Given request: Output the data below in full, character for character.

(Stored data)
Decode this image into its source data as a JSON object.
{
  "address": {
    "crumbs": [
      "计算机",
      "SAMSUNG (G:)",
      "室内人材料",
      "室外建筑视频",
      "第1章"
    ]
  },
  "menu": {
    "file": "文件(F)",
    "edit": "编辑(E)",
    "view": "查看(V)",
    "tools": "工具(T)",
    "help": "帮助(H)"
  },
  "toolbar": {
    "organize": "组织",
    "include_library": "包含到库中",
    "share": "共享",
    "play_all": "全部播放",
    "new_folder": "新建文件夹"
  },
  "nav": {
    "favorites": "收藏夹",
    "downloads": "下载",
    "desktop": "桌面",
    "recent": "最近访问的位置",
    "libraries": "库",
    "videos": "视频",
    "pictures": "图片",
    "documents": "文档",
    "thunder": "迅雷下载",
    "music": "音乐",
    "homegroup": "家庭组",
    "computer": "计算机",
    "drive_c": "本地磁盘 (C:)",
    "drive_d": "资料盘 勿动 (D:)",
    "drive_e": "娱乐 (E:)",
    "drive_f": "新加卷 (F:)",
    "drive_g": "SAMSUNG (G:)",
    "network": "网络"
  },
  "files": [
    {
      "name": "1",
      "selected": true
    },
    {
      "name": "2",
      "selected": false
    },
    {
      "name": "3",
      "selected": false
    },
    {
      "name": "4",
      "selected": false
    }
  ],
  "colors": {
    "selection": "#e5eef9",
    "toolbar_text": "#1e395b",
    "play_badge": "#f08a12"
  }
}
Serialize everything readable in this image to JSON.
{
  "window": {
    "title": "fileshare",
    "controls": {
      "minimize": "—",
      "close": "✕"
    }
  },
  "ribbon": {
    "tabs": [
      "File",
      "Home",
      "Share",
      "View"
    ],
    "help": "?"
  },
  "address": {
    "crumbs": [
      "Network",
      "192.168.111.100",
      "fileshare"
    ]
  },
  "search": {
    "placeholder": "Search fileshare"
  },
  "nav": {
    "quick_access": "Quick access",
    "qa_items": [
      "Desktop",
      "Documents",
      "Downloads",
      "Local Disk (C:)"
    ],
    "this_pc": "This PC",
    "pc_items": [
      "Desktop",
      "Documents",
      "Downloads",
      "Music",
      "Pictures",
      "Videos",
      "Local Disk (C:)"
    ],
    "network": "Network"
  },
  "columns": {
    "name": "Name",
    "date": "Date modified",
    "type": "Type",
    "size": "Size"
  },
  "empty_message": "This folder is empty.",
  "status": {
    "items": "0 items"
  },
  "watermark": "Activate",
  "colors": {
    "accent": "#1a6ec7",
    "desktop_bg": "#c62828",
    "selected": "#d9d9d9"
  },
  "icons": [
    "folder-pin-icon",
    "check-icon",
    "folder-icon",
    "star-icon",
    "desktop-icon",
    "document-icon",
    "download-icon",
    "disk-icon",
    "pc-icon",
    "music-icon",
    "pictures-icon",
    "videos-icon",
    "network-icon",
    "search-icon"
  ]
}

Output below:
Decode this image into its source data as a JSON object.
{
  "address": {
    "crumbs": [
      "计算机",
      "SAMSUNG (G:)",
      "室内人材料",
      "室外建筑视频",
      "第1章"
    ]
  },
  "menu": {
    "file": "文件(F)",
    "edit": "编辑(E)",
    "view": "查看(V)",
    "tools": "工具(T)",
    "help": "帮助(H)"
  },
  "toolbar": {
    "organize": "组织",
    "include_library": "包含到库中",
    "share": "共享",
    "play_all": "全部播放",
    "new_folder": "新建文件夹"
  },
  "nav": {
    "favorites": "收藏夹",
    "downloads": "下载",
    "desktop": "桌面",
    "recent": "最近访问的位置",
    "libraries": "库",
    "videos": "视频",
    "pictures": "图片",
    "documents": "文档",
    "thunder": "迅雷下载",
    "music": "音乐",
    "homegroup": "家庭组",
    "computer": "计算机",
    "drive_c": "本地磁盘 (C:)",
    "drive_d": "资料盘 勿动 (D:)",
    "drive_e": "娱乐 (E:)",
    "drive_f": "新加卷 (F:)",
    "drive_g": "SAMSUNG (G:)",
    "network": "网络"
  },
  "files": [
    {
      "name": "1",
      "selected": true
    },
    {
      "name": "2",
      "selected": false
    },
    {
      "name": "3",
      "selected": false
    },
    {
      "name": "4",
      "selected": false
    }
  ],
  "colors": {
    "selection": "#e5eef9",
    "toolbar_text": "#1e395b",
    "play_badge": "#f08a12"
  }
}
Serialize everything readable in this image to JSON.
{
  "window": {
    "title": "fileshare",
    "controls": {
      "minimize": "—",
      "close": "✕"
    }
  },
  "ribbon": {
    "tabs": [
      "File",
      "Home",
      "Share",
      "View"
    ],
    "help": "?"
  },
  "address": {
    "crumbs": [
      "Network",
      "192.168.111.100",
      "fileshare"
    ]
  },
  "search": {
    "placeholder": "Search fileshare"
  },
  "nav": {
    "quick_access": "Quick access",
    "qa_items": [
      "Desktop",
      "Documents",
      "Downloads",
      "Local Disk (C:)"
    ],
    "this_pc": "This PC",
    "pc_items": [
      "Desktop",
      "Documents",
      "Downloads",
      "Music",
      "Pictures",
      "Videos",
      "Local Disk (C:)"
    ],
    "network": "Network"
  },
  "columns": {
    "name": "Name",
    "date": "Date modified",
    "type": "Type",
    "size": "Size"
  },
  "empty_message": "This folder is empty.",
  "status": {
    "items": "0 items"
  },
  "watermark": "Activate",
  "colors": {
    "accent": "#1a6ec7",
    "desktop_bg": "#c62828",
    "selected": "#d9d9d9"
  },
  "icons": [
    "folder-pin-icon",
    "check-icon",
    "folder-icon",
    "star-icon",
    "desktop-icon",
    "document-icon",
    "download-icon",
    "disk-icon",
    "pc-icon",
    "music-icon",
    "pictures-icon",
    "videos-icon",
    "network-icon",
    "search-icon"
  ]
}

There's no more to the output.